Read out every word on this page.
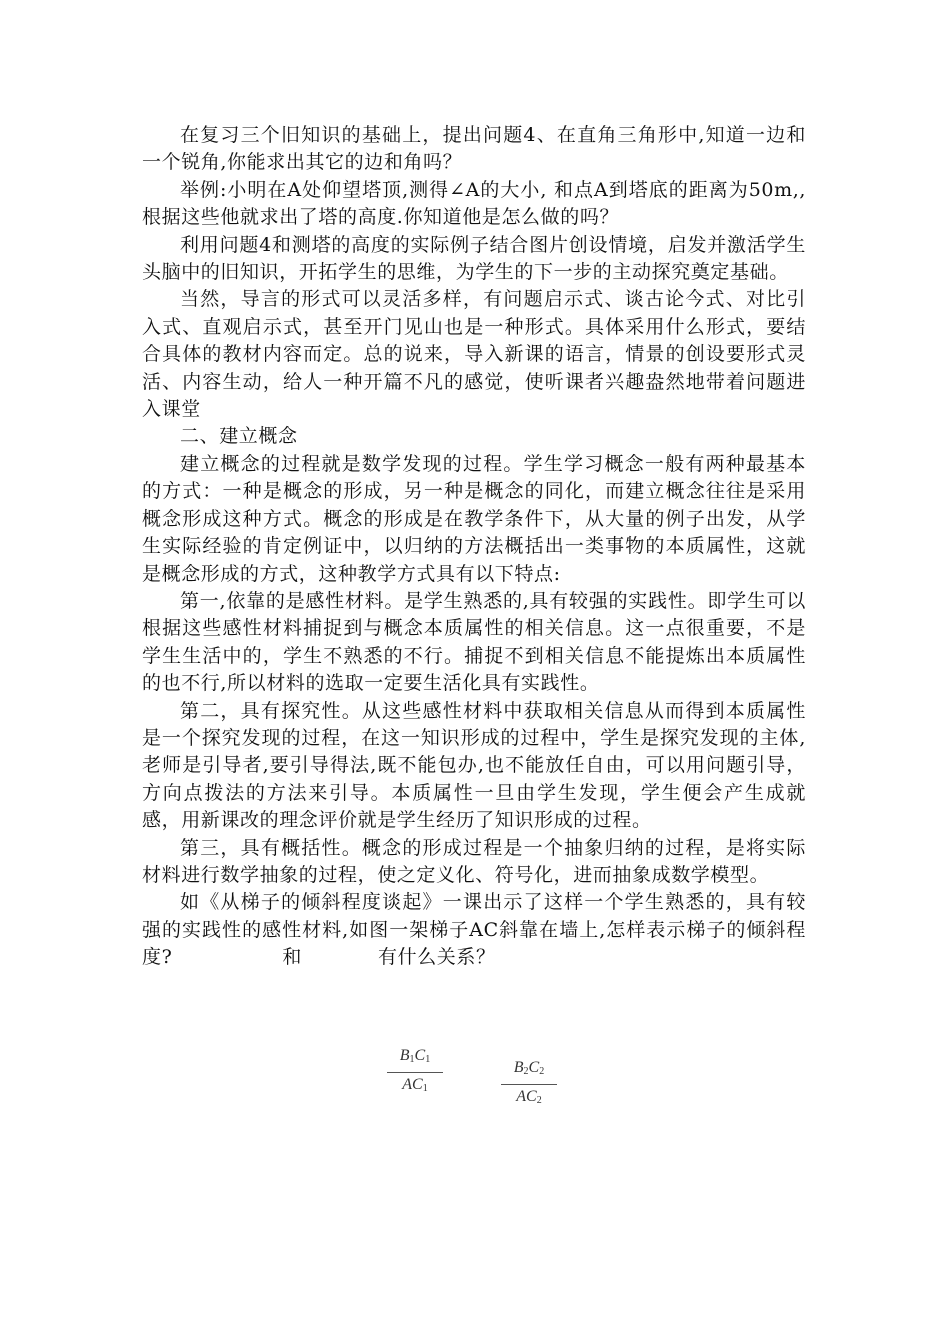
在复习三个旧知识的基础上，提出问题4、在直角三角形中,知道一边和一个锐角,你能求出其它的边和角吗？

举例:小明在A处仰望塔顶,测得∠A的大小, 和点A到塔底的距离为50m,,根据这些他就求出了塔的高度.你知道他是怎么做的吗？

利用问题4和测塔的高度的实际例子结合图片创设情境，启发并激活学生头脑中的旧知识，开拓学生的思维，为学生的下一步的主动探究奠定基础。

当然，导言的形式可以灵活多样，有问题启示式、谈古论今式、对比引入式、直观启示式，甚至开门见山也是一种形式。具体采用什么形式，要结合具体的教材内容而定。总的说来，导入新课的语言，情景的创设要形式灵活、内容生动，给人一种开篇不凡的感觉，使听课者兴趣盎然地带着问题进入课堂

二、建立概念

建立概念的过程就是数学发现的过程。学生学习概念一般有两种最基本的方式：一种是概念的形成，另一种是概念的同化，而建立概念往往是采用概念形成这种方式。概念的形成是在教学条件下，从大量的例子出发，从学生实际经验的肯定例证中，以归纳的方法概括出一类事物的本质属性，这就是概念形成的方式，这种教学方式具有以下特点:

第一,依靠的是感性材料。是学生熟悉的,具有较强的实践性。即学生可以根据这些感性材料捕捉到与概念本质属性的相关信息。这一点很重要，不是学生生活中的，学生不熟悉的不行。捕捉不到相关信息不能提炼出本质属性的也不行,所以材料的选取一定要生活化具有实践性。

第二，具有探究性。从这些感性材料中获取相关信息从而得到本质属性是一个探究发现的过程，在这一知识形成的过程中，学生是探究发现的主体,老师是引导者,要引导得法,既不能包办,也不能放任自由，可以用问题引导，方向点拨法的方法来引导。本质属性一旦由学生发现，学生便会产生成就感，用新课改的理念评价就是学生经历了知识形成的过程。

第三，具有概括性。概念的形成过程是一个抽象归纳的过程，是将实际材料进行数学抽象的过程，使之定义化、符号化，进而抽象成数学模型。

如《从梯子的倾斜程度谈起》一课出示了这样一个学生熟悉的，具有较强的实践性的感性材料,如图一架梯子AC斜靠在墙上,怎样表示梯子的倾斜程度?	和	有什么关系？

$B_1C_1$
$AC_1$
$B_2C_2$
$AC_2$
● ● ● ●
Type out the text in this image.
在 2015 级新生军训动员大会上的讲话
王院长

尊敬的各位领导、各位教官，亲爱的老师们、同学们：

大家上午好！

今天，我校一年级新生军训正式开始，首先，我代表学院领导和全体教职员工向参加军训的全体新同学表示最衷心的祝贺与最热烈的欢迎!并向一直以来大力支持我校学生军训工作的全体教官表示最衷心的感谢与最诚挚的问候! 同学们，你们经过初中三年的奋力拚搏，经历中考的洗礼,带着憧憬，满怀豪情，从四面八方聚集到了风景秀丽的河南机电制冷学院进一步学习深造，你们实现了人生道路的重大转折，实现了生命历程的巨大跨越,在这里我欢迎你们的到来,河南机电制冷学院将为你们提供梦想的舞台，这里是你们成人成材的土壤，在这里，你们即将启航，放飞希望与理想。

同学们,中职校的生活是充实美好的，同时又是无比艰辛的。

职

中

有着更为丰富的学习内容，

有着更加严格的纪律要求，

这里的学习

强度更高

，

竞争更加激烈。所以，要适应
● ● ● ●
__Your instructions__.
Work out how many lines of the material above contain the word "this", then give only that figure.

__Task response__.
2